WHAT YOU WILL DO:
Return the complete listing that follows, with each line reproduced exactly.

GIVEN INFORMATION:
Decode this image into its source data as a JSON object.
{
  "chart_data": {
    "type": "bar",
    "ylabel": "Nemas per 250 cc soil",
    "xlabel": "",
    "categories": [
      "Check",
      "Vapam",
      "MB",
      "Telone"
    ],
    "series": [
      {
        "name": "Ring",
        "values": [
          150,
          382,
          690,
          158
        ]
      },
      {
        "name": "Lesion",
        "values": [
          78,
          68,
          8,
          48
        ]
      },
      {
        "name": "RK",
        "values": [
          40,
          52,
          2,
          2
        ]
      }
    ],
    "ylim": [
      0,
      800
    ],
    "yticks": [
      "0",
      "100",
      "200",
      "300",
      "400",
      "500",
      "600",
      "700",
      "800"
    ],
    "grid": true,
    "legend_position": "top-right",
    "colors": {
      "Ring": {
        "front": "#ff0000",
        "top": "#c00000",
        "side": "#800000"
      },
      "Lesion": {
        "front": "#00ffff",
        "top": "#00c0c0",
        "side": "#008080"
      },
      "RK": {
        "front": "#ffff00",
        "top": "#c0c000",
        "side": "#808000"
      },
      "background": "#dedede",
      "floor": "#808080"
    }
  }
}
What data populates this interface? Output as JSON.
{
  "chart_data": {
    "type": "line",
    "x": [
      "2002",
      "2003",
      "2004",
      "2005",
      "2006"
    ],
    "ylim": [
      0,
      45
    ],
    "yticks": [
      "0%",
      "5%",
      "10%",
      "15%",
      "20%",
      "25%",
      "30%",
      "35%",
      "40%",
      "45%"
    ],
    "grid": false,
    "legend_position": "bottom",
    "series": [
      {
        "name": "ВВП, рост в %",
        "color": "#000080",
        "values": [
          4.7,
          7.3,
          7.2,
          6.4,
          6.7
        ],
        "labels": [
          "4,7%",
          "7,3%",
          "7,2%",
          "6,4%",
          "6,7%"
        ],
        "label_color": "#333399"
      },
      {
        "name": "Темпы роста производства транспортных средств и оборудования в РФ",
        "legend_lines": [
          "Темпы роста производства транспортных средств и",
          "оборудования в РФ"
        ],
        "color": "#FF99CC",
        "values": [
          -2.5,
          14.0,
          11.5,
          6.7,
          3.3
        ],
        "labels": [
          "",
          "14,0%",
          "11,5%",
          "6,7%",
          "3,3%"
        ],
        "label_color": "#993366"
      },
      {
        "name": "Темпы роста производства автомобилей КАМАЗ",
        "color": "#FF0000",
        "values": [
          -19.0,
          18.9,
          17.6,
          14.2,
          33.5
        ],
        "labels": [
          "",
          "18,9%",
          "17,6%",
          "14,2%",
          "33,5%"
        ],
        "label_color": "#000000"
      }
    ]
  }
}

RESULT FOR THIS EXERCISE:
Decode this image into its source data as a JSON object.
{
  "chart_data": {
    "type": "bar",
    "ylabel": "Nemas per 250 cc soil",
    "xlabel": "",
    "categories": [
      "Check",
      "Vapam",
      "MB",
      "Telone"
    ],
    "series": [
      {
        "name": "Ring",
        "values": [
          150,
          382,
          690,
          158
        ]
      },
      {
        "name": "Lesion",
        "values": [
          78,
          68,
          8,
          48
        ]
      },
      {
        "name": "RK",
        "values": [
          40,
          52,
          2,
          2
        ]
      }
    ],
    "ylim": [
      0,
      800
    ],
    "yticks": [
      "0",
      "100",
      "200",
      "300",
      "400",
      "500",
      "600",
      "700",
      "800"
    ],
    "grid": true,
    "legend_position": "top-right",
    "colors": {
      "Ring": {
        "front": "#ff0000",
        "top": "#c00000",
        "side": "#800000"
      },
      "Lesion": {
        "front": "#00ffff",
        "top": "#00c0c0",
        "side": "#008080"
      },
      "RK": {
        "front": "#ffff00",
        "top": "#c0c000",
        "side": "#808000"
      },
      "background": "#dedede",
      "floor": "#808080"
    }
  }
}
What data populates this interface? Output as JSON.
{
  "chart_data": {
    "type": "line",
    "x": [
      "2002",
      "2003",
      "2004",
      "2005",
      "2006"
    ],
    "ylim": [
      0,
      45
    ],
    "yticks": [
      "0%",
      "5%",
      "10%",
      "15%",
      "20%",
      "25%",
      "30%",
      "35%",
      "40%",
      "45%"
    ],
    "grid": false,
    "legend_position": "bottom",
    "series": [
      {
        "name": "ВВП, рост в %",
        "color": "#000080",
        "values": [
          4.7,
          7.3,
          7.2,
          6.4,
          6.7
        ],
        "labels": [
          "4,7%",
          "7,3%",
          "7,2%",
          "6,4%",
          "6,7%"
        ],
        "label_color": "#333399"
      },
      {
        "name": "Темпы роста производства транспортных средств и оборудования в РФ",
        "legend_lines": [
          "Темпы роста производства транспортных средств и",
          "оборудования в РФ"
        ],
        "color": "#FF99CC",
        "values": [
          -2.5,
          14.0,
          11.5,
          6.7,
          3.3
        ],
        "labels": [
          "",
          "14,0%",
          "11,5%",
          "6,7%",
          "3,3%"
        ],
        "label_color": "#993366"
      },
      {
        "name": "Темпы роста производства автомобилей КАМАЗ",
        "color": "#FF0000",
        "values": [
          -19.0,
          18.9,
          17.6,
          14.2,
          33.5
        ],
        "labels": [
          "",
          "18,9%",
          "17,6%",
          "14,2%",
          "33,5%"
        ],
        "label_color": "#000000"
      }
    ]
  }
}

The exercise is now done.